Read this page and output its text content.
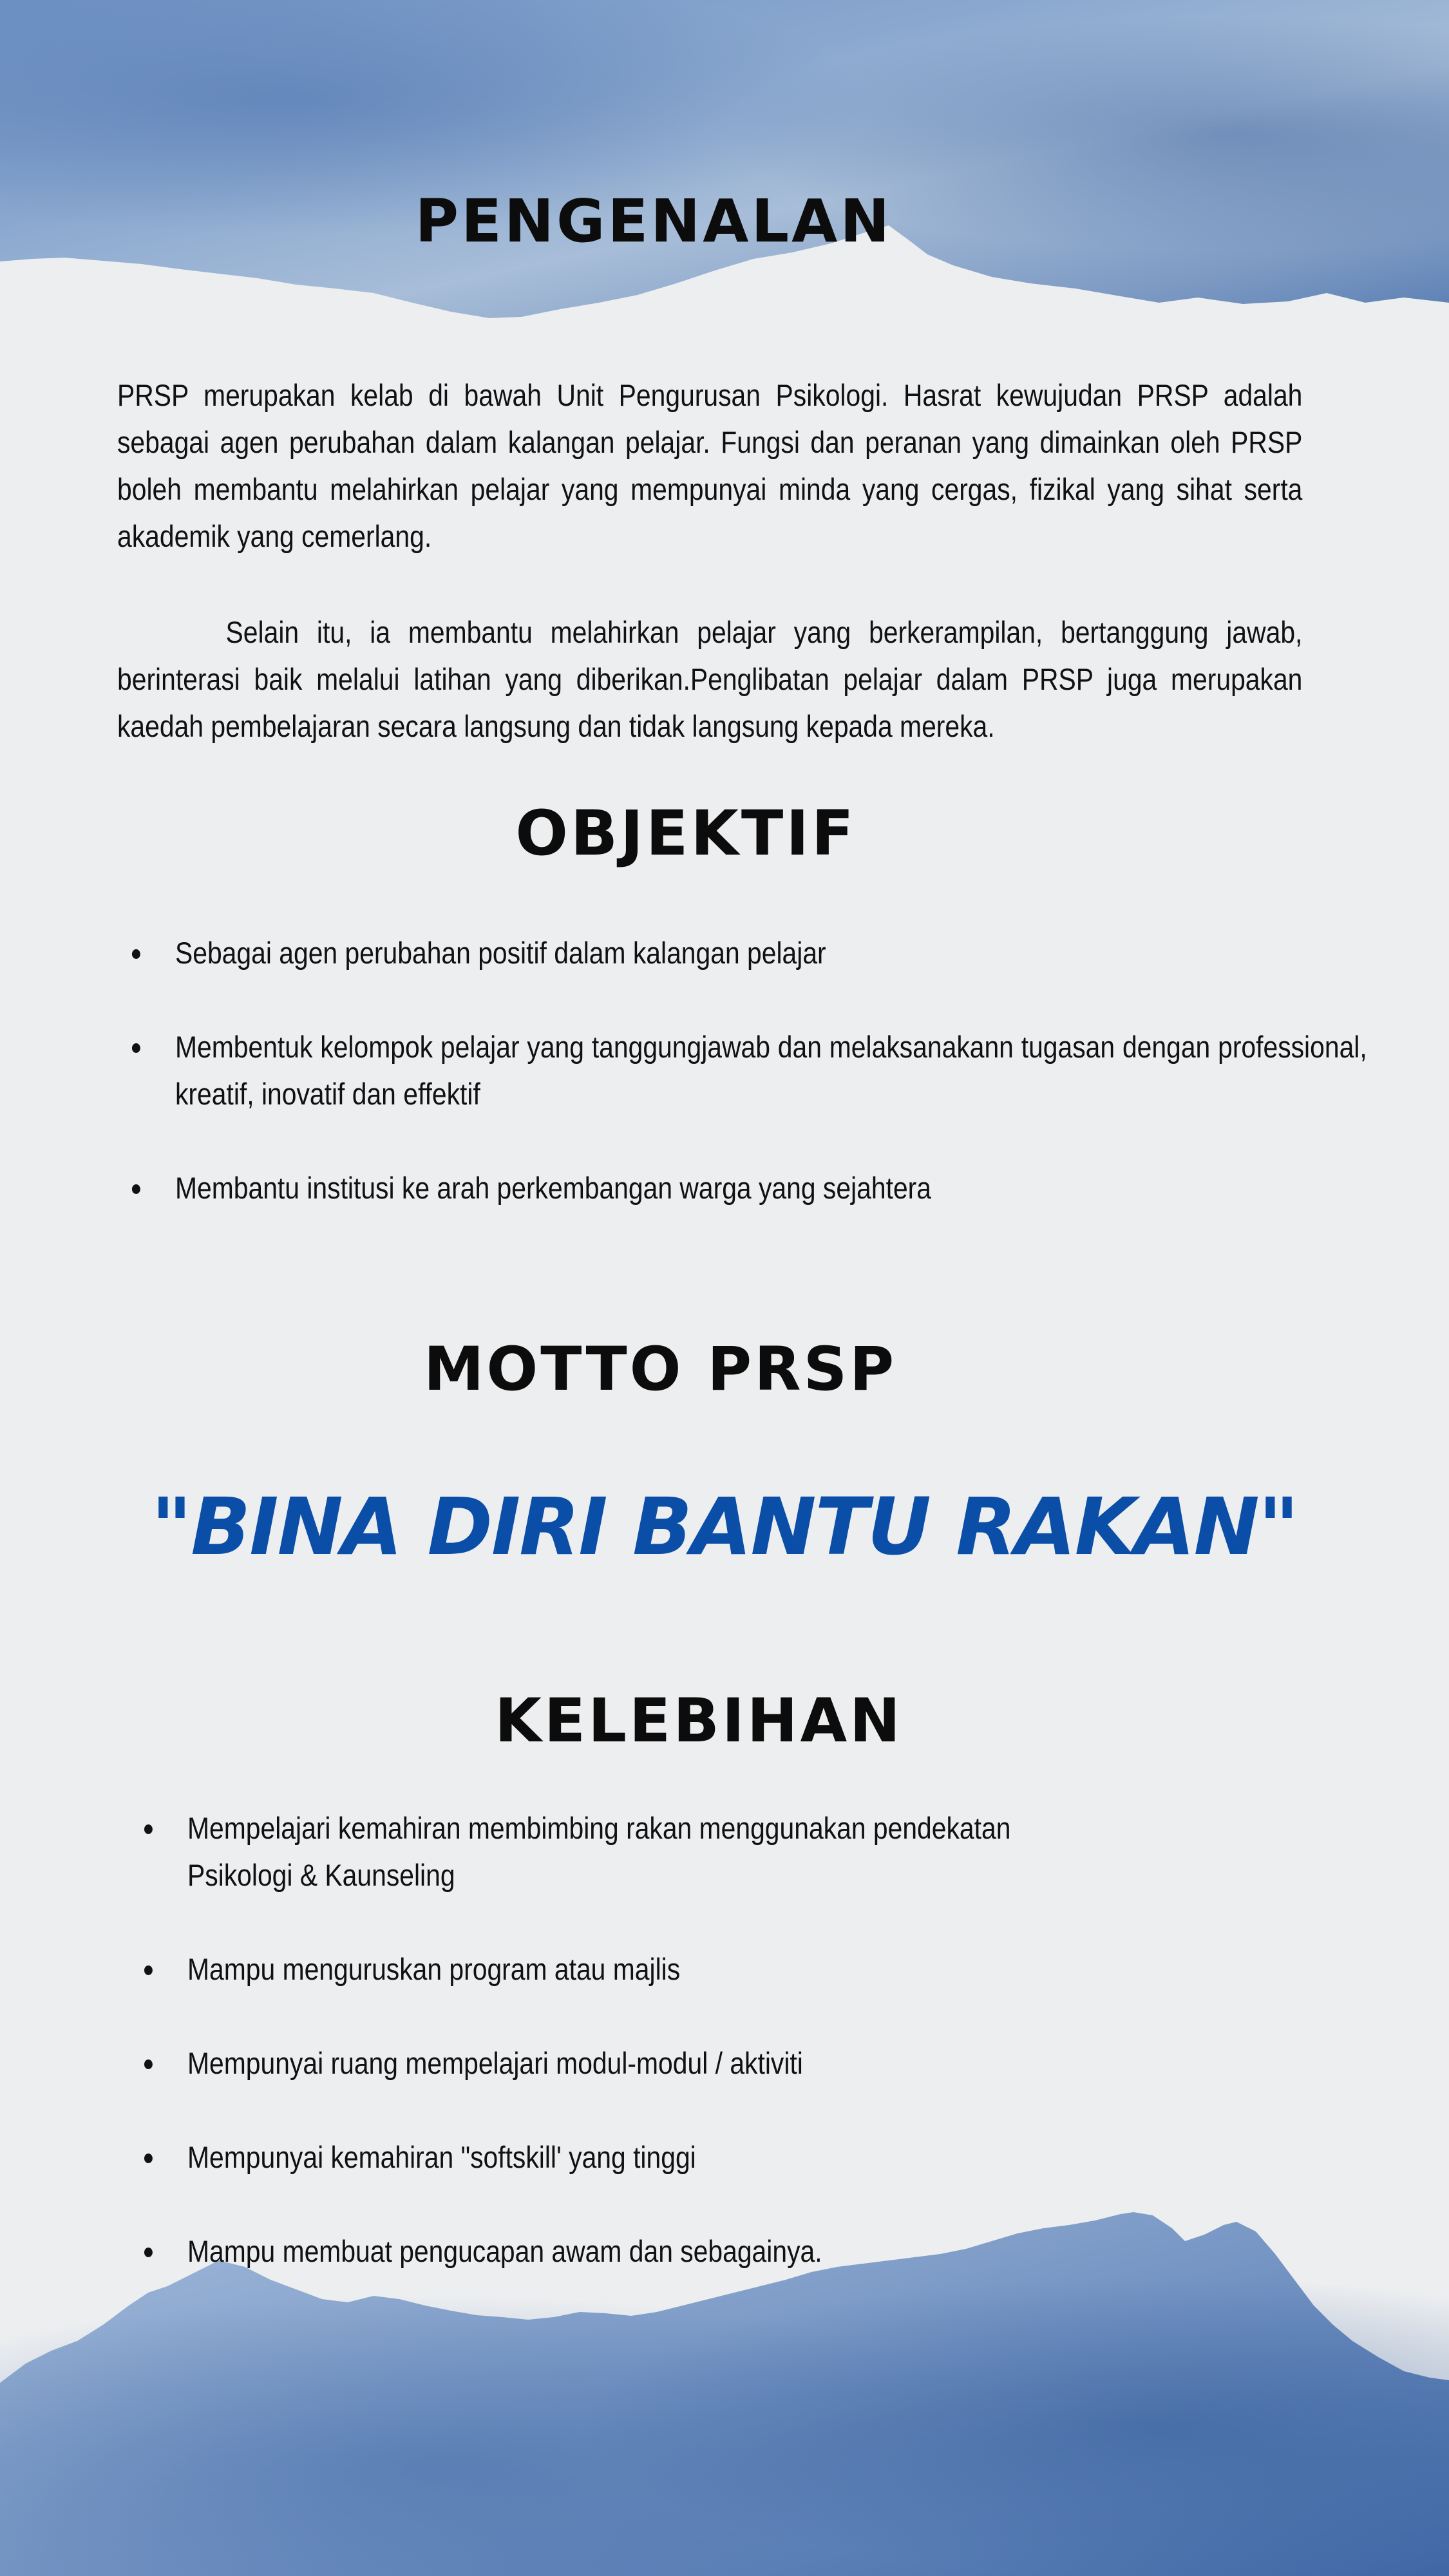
PENGENALAN

PRSP merupakan kelab di bawah Unit Pengurusan Psikologi. Hasrat kewujudan PRSP adalah sebagai agen perubahan dalam kalangan pelajar. Fungsi dan peranan yang dimainkan oleh PRSP boleh membantu melahirkan pelajar yang mempunyai minda yang cergas, fizikal yang sihat serta akademik yang cemerlang.

Selain itu, ia membantu melahirkan pelajar yang berkerampilan, bertanggung jawab, berinterasi baik melalui latihan yang diberikan.Penglibatan pelajar dalam PRSP juga merupakan kaedah pembelajaran secara langsung dan tidak langsung kepada mereka.

OBJEKTIF
Sebagai agen perubahan positif dalam kalangan pelajar
Membentuk kelompok pelajar yang tanggungjawab dan melaksanakann tugasan dengan professional, kreatif, inovatif dan effektif
Membantu institusi ke arah perkembangan warga yang sejahtera
MOTTO PRSP

"BINA DIRI BANTU RAKAN"

KELEBIHAN
Mempelajari kemahiran membimbing rakan menggunakan pendekatan Psikologi & Kaunseling
Mampu menguruskan program atau majlis
Mempunyai ruang mempelajari modul-modul / aktiviti
Mempunyai kemahiran "softskill' yang tinggi
Mampu membuat pengucapan awam dan sebagainya.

* **Your objective**: Make a verbatim copy of all the entries and strip out the pictures.

* **Answer for the task**:
Read this page and output its text content.
PENGENALAN

PRSP merupakan kelab di bawah Unit Pengurusan Psikologi. Hasrat kewujudan PRSP adalah sebagai agen perubahan dalam kalangan pelajar. Fungsi dan peranan yang dimainkan oleh PRSP boleh membantu melahirkan pelajar yang mempunyai minda yang cergas, fizikal yang sihat serta akademik yang cemerlang.

Selain itu, ia membantu melahirkan pelajar yang berkerampilan, bertanggung jawab, berinterasi baik melalui latihan yang diberikan.Penglibatan pelajar dalam PRSP juga merupakan kaedah pembelajaran secara langsung dan tidak langsung kepada mereka.

OBJEKTIF
Sebagai agen perubahan positif dalam kalangan pelajar
Membentuk kelompok pelajar yang tanggungjawab dan melaksanakann tugasan dengan professional, kreatif, inovatif dan effektif
Membantu institusi ke arah perkembangan warga yang sejahtera
MOTTO PRSP

"BINA DIRI BANTU RAKAN"

KELEBIHAN
Mempelajari kemahiran membimbing rakan menggunakan pendekatan Psikologi & Kaunseling
Mampu menguruskan program atau majlis
Mempunyai ruang mempelajari modul-modul / aktiviti
Mempunyai kemahiran "softskill' yang tinggi
Mampu membuat pengucapan awam dan sebagainya.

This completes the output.